Stated task
From the records, pick out and copy each line containing "kbar".

Items
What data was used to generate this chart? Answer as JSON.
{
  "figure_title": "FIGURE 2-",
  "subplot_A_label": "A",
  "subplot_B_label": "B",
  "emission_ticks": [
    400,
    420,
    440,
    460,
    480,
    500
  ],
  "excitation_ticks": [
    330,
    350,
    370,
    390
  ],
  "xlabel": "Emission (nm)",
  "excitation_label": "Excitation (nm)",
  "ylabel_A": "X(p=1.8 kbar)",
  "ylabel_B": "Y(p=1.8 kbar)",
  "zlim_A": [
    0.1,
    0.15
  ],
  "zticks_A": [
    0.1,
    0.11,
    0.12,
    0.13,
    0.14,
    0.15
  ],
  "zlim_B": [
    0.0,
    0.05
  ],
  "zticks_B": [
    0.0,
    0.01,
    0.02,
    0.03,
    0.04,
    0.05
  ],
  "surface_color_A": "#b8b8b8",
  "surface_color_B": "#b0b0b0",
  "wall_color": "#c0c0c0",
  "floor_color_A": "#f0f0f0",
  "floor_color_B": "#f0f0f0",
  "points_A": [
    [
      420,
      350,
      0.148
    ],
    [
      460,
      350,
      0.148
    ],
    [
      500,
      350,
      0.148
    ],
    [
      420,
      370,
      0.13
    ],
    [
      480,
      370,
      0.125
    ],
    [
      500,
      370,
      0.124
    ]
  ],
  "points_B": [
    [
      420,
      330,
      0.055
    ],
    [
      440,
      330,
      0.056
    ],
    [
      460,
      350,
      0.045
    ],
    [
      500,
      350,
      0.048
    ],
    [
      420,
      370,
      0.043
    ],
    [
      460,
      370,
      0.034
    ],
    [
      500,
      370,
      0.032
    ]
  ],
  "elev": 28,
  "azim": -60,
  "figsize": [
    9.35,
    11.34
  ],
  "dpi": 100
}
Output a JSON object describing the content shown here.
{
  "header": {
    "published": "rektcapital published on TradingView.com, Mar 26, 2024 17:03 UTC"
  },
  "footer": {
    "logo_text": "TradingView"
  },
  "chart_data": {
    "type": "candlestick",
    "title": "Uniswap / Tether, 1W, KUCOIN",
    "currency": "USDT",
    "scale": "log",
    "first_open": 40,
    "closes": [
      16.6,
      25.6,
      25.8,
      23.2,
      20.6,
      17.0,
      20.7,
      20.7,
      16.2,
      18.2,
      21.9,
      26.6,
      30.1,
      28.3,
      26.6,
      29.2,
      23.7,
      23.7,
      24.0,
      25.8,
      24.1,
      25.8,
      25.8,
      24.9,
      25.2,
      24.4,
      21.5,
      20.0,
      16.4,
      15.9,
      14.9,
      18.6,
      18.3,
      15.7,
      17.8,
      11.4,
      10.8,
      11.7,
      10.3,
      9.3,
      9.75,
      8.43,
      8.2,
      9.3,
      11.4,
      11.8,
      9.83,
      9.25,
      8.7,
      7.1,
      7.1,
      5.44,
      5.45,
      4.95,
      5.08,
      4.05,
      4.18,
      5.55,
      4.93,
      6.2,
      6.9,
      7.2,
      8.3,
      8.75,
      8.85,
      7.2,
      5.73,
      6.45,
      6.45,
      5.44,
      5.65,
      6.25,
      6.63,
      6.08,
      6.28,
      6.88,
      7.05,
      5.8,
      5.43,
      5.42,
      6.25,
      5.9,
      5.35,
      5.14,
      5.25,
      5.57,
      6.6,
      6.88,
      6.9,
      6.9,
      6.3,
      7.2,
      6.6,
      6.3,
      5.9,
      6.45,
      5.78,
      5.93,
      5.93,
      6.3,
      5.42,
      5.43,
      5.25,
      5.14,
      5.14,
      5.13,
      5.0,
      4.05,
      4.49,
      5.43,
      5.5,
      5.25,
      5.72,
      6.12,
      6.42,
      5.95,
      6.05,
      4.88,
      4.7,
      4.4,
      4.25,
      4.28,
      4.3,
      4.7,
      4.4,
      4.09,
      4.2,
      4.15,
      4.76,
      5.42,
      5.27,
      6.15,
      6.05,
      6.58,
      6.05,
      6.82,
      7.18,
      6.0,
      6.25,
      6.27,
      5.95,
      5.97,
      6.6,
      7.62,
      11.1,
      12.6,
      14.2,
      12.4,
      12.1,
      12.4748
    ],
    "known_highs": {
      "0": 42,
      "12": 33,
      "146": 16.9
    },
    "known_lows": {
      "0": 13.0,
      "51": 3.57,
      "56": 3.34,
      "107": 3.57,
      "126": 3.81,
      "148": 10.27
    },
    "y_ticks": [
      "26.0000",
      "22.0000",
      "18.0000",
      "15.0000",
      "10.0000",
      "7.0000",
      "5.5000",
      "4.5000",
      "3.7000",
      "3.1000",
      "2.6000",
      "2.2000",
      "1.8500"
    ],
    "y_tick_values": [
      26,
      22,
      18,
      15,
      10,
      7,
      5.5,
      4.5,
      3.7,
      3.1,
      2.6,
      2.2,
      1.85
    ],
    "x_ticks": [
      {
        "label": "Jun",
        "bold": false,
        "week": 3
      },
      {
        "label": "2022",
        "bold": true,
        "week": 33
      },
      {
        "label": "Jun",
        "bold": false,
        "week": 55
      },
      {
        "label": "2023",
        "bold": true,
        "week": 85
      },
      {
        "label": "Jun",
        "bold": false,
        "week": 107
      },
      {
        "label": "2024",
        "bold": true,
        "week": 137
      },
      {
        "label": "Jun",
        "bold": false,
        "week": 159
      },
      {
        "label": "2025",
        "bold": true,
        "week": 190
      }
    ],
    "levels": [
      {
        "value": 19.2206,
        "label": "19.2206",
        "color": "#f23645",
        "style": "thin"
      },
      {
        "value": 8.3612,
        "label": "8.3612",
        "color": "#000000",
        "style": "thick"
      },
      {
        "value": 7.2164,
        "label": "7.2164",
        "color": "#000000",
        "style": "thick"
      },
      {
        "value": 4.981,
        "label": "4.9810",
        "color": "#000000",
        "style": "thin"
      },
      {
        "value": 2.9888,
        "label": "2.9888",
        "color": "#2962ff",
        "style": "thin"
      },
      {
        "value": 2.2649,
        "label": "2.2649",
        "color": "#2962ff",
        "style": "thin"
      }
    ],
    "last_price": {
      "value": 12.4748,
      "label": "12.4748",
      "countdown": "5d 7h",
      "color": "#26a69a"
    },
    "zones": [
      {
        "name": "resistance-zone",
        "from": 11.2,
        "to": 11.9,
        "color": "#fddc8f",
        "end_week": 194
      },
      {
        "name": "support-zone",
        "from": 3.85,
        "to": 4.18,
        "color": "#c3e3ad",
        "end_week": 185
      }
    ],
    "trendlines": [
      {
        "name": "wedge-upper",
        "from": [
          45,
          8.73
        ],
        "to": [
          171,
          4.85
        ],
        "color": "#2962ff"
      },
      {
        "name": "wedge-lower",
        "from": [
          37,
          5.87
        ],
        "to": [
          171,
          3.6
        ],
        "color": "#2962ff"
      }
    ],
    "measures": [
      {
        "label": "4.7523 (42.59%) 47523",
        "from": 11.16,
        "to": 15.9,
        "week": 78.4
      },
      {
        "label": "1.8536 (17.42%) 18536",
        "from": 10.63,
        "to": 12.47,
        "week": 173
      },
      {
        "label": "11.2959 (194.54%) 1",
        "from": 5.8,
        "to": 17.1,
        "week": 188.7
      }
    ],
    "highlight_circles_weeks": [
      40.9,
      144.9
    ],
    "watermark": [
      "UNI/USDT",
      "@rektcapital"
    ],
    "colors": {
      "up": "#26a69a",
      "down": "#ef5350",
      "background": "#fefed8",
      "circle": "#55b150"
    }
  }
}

Exercise solution
  "ylabel_A": "X(p=1.8 kbar)",
  "ylabel_B": "Y(p=1.8 kbar)",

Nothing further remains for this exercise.